[Kaydedilmiş veri girdileri]
== == ==

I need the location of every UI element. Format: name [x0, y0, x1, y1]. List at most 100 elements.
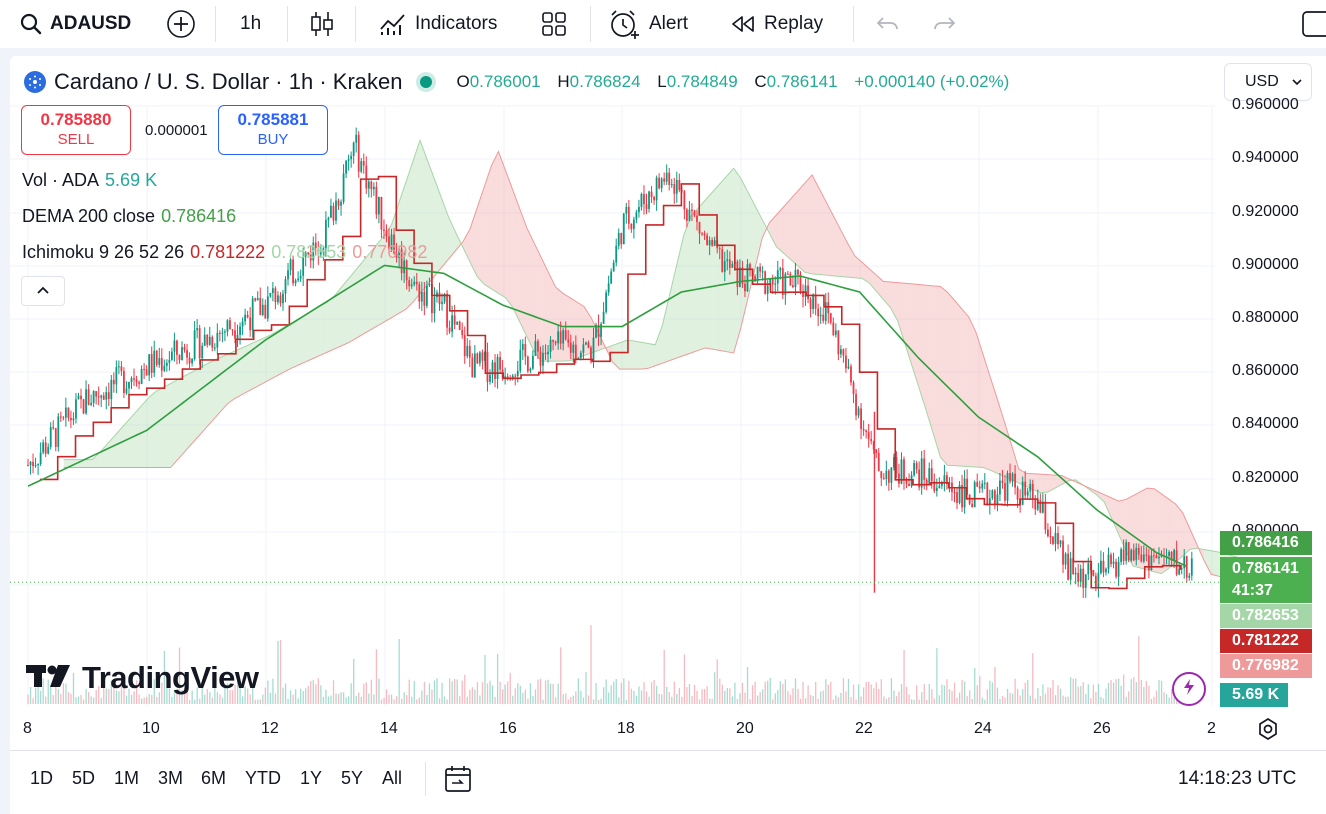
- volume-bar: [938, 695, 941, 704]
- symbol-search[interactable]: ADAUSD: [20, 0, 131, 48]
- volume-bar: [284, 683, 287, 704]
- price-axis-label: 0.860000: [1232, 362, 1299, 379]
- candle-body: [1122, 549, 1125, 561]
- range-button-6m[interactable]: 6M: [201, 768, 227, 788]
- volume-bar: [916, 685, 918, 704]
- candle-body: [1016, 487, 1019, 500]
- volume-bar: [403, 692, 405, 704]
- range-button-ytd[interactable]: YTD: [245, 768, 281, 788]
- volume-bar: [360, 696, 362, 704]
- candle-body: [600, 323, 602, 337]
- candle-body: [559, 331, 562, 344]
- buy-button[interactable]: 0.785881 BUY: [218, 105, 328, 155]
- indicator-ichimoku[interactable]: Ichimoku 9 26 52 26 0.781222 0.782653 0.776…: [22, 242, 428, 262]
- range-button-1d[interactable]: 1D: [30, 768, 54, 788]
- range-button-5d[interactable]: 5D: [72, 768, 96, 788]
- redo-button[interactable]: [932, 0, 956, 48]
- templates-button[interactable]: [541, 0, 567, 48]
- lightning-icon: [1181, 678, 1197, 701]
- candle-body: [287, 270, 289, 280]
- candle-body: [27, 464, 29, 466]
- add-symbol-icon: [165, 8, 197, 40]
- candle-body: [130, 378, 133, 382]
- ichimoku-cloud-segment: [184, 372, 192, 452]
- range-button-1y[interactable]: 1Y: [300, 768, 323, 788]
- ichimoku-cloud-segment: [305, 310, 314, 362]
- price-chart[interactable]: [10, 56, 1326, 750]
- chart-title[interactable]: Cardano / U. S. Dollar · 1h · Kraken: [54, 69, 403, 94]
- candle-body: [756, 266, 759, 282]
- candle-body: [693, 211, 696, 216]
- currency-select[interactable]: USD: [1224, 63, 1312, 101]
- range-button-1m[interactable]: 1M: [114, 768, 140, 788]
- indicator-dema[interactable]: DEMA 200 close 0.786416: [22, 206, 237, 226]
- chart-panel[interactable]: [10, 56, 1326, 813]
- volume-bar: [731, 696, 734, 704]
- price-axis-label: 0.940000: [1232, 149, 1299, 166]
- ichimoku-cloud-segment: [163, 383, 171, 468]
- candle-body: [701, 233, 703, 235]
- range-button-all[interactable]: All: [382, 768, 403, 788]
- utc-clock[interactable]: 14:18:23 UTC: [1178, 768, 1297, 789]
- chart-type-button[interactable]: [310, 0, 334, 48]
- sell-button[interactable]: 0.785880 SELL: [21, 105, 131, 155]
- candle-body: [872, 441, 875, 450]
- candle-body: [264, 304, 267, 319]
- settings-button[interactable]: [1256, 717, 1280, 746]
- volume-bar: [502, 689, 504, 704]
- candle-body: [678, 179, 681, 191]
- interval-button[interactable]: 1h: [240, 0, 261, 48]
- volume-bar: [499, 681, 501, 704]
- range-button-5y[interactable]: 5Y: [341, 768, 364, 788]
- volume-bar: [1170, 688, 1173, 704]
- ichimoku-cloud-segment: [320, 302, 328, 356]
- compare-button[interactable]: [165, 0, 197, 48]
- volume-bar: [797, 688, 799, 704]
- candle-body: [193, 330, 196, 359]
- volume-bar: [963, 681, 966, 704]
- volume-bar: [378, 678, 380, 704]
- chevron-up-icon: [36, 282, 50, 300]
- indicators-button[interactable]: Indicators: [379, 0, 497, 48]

== == ==

*Görev Tanımı*
Yukarıdaki öğelerin tamamındaki satırları hiçbir değişiklik yapmadan olduğu gibi döndürünüz; resimleri yanıta dahil etmeyiniz.

*Beklenen Çıktı*
I need the location of every UI element. Format: name [x0, y0, x1, y1]. List at most 100 elements.
- volume-bar: [938, 695, 941, 704]
- symbol-search[interactable]: ADAUSD: [20, 0, 131, 48]
- volume-bar: [284, 683, 287, 704]
- price-axis-label: 0.860000: [1232, 362, 1299, 379]
- candle-body: [1122, 549, 1125, 561]
- range-button-6m[interactable]: 6M: [201, 768, 227, 788]
- volume-bar: [916, 685, 918, 704]
- candle-body: [1016, 487, 1019, 500]
- volume-bar: [403, 692, 405, 704]
- range-button-ytd[interactable]: YTD: [245, 768, 281, 788]
- volume-bar: [360, 696, 362, 704]
- candle-body: [600, 323, 602, 337]
- candle-body: [559, 331, 562, 344]
- buy-button[interactable]: 0.785881 BUY: [218, 105, 328, 155]
- indicator-ichimoku[interactable]: Ichimoku 9 26 52 26 0.781222 0.782653 0.776…: [22, 242, 428, 262]
- range-button-1d[interactable]: 1D: [30, 768, 54, 788]
- range-button-5d[interactable]: 5D: [72, 768, 96, 788]
- redo-button[interactable]: [932, 0, 956, 48]
- templates-button[interactable]: [541, 0, 567, 48]
- lightning-icon: [1181, 678, 1197, 701]
- candle-body: [287, 270, 289, 280]
- candle-body: [27, 464, 29, 466]
- add-symbol-icon: [165, 8, 197, 40]
- candle-body: [130, 378, 133, 382]
- ichimoku-cloud-segment: [184, 372, 192, 452]
- range-button-1y[interactable]: 1Y: [300, 768, 323, 788]
- ichimoku-cloud-segment: [305, 310, 314, 362]
- price-chart[interactable]: [10, 56, 1326, 750]
- chart-title[interactable]: Cardano / U. S. Dollar · 1h · Kraken: [54, 69, 403, 94]
- candle-body: [756, 266, 759, 282]
- candle-body: [693, 211, 696, 216]
- currency-select[interactable]: USD: [1224, 63, 1312, 101]
- range-button-1m[interactable]: 1M: [114, 768, 140, 788]
- indicator-dema[interactable]: DEMA 200 close 0.786416: [22, 206, 237, 226]
- chart-panel[interactable]: [10, 56, 1326, 813]
- volume-bar: [731, 696, 734, 704]
- price-axis-label: 0.940000: [1232, 149, 1299, 166]
- ichimoku-cloud-segment: [163, 383, 171, 468]
- candle-body: [701, 233, 703, 235]
- range-button-all[interactable]: All: [382, 768, 403, 788]
- utc-clock[interactable]: 14:18:23 UTC: [1178, 768, 1297, 789]
- chart-type-button[interactable]: [310, 0, 334, 48]
- sell-button[interactable]: 0.785880 SELL: [21, 105, 131, 155]
- candle-body: [872, 441, 875, 450]
- candle-body: [264, 304, 267, 319]
- settings-button[interactable]: [1256, 717, 1280, 746]
- volume-bar: [502, 689, 504, 704]
- candle-body: [678, 179, 681, 191]
- interval-button[interactable]: 1h: [240, 0, 261, 48]
- volume-bar: [499, 681, 501, 704]
- range-button-5y[interactable]: 5Y: [341, 768, 364, 788]
- volume-bar: [1170, 688, 1173, 704]
- ichimoku-cloud-segment: [320, 302, 328, 356]
- compare-button[interactable]: [165, 0, 197, 48]
- volume-bar: [797, 688, 799, 704]
- candle-body: [193, 330, 196, 359]
- volume-bar: [963, 681, 966, 704]
- volume-bar: [378, 678, 380, 704]
- chevron-up-icon: [36, 282, 50, 300]
- indicators-button[interactable]: Indicators: [379, 0, 497, 48]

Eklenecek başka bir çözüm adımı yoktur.